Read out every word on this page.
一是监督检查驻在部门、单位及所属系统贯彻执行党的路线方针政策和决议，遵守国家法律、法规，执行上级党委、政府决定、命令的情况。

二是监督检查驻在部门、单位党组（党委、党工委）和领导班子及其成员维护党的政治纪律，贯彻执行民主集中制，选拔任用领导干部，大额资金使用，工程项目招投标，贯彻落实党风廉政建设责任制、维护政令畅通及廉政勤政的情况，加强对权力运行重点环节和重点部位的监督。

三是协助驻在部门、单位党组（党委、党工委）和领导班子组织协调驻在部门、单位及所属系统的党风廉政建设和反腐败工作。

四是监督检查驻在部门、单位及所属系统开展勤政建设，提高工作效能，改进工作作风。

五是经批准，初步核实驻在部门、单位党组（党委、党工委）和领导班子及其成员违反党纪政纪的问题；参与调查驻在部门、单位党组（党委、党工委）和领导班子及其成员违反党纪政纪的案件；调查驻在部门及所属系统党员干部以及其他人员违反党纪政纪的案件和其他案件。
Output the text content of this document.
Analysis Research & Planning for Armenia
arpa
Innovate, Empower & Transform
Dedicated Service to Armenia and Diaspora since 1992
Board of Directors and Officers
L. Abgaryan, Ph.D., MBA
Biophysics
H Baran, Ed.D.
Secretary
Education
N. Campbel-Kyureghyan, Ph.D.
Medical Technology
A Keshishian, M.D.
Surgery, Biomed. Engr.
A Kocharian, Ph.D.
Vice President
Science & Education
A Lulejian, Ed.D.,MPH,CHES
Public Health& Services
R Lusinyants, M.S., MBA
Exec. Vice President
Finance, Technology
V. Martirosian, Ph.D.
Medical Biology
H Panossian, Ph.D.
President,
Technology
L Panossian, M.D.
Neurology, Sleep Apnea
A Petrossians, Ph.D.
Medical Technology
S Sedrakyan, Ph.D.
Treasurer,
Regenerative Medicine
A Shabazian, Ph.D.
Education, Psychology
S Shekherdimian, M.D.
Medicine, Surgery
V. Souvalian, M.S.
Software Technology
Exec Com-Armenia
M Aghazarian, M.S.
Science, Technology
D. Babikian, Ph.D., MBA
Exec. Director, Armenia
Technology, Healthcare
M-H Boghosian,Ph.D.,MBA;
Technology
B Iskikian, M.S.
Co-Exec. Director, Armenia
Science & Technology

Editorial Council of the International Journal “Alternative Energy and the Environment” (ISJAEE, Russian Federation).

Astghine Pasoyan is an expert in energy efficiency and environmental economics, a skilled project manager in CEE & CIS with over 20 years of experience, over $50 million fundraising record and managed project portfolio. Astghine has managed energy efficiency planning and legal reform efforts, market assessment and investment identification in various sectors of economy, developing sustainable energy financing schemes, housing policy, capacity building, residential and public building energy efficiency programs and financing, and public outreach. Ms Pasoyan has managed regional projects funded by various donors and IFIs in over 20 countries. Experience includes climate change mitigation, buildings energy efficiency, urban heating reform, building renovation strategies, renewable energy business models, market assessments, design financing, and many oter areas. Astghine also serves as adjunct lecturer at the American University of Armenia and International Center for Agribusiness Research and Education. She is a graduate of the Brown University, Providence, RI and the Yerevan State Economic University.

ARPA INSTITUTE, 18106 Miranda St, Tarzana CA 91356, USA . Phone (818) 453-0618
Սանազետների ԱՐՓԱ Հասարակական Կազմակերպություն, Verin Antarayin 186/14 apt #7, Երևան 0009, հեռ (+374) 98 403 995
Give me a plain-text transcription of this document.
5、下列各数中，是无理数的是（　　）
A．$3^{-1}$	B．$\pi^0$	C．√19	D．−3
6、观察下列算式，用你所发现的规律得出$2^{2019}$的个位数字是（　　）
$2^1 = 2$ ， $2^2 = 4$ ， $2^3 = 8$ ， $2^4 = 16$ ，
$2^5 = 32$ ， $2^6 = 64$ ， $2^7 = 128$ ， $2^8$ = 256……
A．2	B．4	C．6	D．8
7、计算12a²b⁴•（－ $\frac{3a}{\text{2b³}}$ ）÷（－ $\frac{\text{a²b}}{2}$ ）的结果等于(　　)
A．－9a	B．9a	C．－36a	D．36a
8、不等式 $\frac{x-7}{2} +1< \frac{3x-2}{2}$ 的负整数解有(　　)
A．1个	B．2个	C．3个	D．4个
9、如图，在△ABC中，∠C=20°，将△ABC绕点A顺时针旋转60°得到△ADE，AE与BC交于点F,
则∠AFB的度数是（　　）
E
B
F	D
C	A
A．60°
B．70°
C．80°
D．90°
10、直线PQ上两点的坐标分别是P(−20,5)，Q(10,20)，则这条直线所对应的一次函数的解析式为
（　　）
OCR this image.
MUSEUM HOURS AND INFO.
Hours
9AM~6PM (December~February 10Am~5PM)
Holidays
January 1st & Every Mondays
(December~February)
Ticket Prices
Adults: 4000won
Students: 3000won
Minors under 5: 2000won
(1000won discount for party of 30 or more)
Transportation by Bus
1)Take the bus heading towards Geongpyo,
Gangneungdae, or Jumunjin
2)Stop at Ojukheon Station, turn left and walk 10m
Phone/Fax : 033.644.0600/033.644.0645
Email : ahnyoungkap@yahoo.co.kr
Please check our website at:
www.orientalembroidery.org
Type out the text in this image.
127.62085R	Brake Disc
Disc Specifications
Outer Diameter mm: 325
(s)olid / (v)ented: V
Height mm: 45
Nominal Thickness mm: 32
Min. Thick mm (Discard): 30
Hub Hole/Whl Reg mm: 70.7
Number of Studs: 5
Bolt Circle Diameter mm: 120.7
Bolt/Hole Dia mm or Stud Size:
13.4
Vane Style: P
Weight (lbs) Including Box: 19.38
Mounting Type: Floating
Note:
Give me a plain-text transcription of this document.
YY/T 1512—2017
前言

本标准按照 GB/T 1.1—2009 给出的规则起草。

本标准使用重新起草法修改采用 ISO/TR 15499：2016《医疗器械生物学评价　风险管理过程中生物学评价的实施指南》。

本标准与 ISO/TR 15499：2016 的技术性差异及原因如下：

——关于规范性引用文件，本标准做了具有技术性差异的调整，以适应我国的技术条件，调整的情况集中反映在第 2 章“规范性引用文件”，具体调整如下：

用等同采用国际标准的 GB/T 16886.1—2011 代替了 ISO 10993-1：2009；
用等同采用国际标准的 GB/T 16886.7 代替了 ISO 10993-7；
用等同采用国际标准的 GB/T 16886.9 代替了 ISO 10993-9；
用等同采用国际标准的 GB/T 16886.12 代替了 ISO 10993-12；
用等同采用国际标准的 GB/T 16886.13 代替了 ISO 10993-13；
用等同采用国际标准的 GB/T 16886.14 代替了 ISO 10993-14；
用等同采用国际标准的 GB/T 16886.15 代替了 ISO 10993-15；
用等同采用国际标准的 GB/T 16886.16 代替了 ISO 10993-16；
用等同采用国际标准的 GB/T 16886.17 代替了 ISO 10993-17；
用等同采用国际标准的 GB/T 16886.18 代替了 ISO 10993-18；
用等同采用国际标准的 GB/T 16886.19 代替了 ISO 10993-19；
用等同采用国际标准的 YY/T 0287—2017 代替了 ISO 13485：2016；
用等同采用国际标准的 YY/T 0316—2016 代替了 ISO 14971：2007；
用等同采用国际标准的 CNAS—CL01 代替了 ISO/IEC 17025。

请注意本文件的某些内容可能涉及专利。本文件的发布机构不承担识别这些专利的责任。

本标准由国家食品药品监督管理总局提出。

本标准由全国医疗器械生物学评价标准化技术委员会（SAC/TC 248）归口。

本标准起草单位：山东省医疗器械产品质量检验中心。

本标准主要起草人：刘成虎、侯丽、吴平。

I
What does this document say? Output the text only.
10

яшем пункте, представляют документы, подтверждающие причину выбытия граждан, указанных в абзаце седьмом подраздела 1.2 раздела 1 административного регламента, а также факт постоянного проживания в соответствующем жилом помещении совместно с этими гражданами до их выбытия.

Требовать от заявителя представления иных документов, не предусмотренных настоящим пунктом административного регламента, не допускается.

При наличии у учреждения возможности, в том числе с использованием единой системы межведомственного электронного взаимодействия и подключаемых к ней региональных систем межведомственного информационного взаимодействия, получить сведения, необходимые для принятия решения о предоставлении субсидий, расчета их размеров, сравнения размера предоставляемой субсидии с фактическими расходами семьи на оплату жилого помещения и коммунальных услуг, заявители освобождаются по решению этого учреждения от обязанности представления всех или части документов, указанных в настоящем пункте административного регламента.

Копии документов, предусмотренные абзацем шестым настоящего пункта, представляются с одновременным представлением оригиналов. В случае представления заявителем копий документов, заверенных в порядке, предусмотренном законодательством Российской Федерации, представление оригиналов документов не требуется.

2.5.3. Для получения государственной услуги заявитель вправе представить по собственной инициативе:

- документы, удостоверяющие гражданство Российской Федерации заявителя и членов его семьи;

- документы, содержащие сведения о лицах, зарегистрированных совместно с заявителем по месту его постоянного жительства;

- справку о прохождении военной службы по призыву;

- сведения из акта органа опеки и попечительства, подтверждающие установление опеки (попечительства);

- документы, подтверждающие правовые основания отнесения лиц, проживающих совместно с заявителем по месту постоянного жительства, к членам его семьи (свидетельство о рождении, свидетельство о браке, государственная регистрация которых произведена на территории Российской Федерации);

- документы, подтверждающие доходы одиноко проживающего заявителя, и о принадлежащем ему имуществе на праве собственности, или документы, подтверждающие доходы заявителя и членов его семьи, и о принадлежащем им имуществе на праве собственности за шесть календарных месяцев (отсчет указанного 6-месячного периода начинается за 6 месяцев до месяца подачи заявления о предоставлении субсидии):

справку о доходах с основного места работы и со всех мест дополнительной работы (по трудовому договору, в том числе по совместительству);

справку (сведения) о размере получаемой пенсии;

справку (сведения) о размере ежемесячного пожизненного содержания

# # #

Filter lines by "Exec" and return each hit.

## Result
Exec. Vice President
Exec Com-Armenia
Exec. Director, Armenia
Co-Exec. Director, Armenia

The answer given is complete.